All lines in the data bearing the string "From" should be identified and copied.

- - -

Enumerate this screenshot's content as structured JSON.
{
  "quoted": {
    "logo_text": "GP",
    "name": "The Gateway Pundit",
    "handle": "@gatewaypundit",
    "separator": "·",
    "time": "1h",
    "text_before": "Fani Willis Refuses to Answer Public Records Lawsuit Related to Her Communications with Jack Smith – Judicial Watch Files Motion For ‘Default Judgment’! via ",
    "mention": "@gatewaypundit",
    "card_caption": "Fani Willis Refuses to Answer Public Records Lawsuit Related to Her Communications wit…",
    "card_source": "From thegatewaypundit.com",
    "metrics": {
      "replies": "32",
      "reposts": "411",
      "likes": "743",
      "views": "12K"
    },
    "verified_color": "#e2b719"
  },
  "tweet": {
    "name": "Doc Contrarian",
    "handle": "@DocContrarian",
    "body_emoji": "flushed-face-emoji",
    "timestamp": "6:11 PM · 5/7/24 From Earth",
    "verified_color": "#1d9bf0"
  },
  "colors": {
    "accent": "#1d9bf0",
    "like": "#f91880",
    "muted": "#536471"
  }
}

- - -

• Response below:
    "card_source": "From thegatewaypundit.com",
    "timestamp": "6:11 PM · 5/7/24 From Earth",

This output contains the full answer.